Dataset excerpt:
+++++

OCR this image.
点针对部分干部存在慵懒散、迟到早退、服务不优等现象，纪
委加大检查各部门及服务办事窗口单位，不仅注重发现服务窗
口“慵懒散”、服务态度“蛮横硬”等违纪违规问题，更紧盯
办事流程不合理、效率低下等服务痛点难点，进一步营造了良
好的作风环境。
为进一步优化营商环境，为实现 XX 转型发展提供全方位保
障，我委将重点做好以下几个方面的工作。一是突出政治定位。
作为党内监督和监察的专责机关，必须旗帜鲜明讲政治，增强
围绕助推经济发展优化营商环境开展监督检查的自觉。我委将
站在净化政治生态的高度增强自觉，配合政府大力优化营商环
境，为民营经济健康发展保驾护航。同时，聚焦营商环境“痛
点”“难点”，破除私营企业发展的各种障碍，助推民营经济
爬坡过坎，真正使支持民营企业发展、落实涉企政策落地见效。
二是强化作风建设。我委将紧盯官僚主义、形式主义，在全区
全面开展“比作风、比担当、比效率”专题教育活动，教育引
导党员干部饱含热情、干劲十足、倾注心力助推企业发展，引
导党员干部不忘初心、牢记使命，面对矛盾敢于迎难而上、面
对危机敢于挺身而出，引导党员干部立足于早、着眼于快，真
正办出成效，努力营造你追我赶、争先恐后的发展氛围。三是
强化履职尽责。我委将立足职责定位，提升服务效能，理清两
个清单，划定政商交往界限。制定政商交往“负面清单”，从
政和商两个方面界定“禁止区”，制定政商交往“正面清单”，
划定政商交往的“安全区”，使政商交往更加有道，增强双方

+++++

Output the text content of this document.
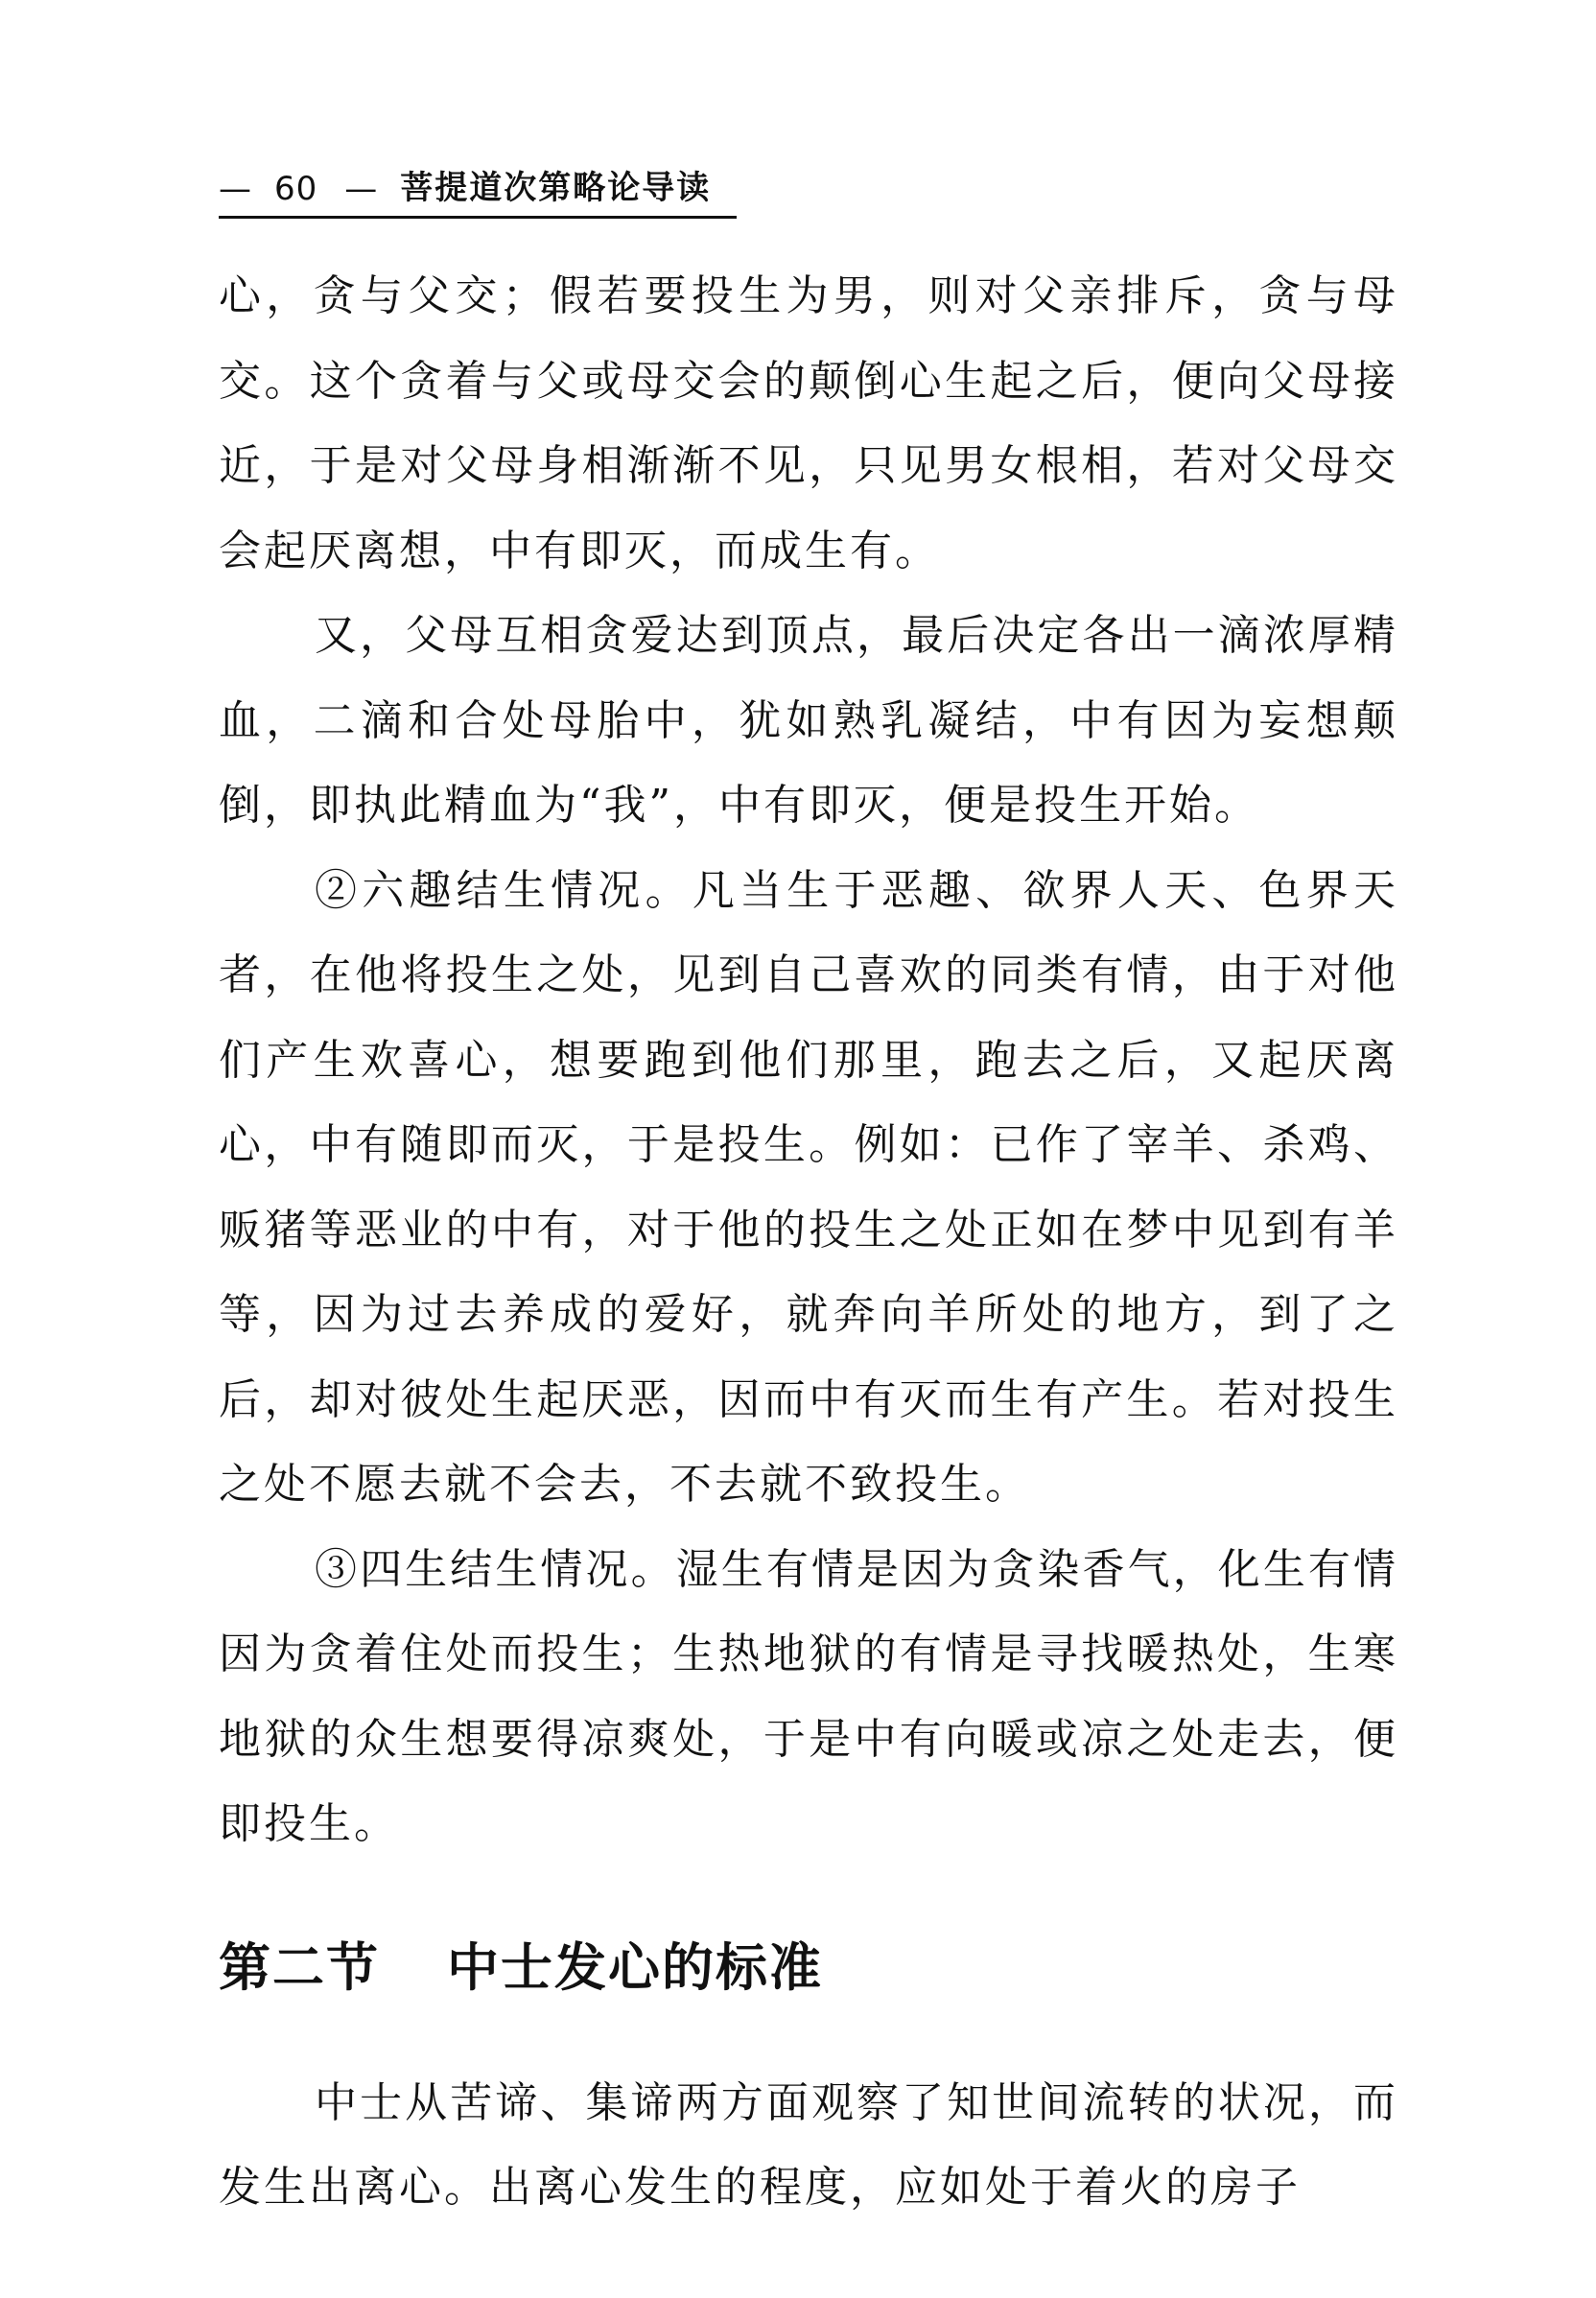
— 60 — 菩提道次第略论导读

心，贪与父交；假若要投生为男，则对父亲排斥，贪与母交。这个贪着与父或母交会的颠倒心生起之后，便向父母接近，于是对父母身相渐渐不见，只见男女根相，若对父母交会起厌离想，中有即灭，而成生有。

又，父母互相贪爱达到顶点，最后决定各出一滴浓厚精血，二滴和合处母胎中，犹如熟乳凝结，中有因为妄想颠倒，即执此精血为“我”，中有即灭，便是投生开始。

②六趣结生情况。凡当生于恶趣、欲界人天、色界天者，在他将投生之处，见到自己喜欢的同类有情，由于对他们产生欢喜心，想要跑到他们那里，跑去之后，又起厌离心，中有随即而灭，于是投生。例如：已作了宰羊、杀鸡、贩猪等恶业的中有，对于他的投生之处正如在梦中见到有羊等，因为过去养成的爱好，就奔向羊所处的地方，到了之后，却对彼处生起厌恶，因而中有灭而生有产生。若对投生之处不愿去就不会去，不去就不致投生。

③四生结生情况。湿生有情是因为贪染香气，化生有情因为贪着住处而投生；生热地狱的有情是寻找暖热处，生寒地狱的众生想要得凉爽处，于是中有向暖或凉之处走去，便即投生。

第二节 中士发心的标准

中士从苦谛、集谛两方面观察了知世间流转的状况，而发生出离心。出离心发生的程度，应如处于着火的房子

+++++

Your instructions: Search the lines for "制定政商交往". Copy each line that has it.

Task answer:
个清单，划定政商交往界限。制定政商交往“负面清单”，从
政和商两个方面界定“禁止区”，制定政商交往“正面清单”，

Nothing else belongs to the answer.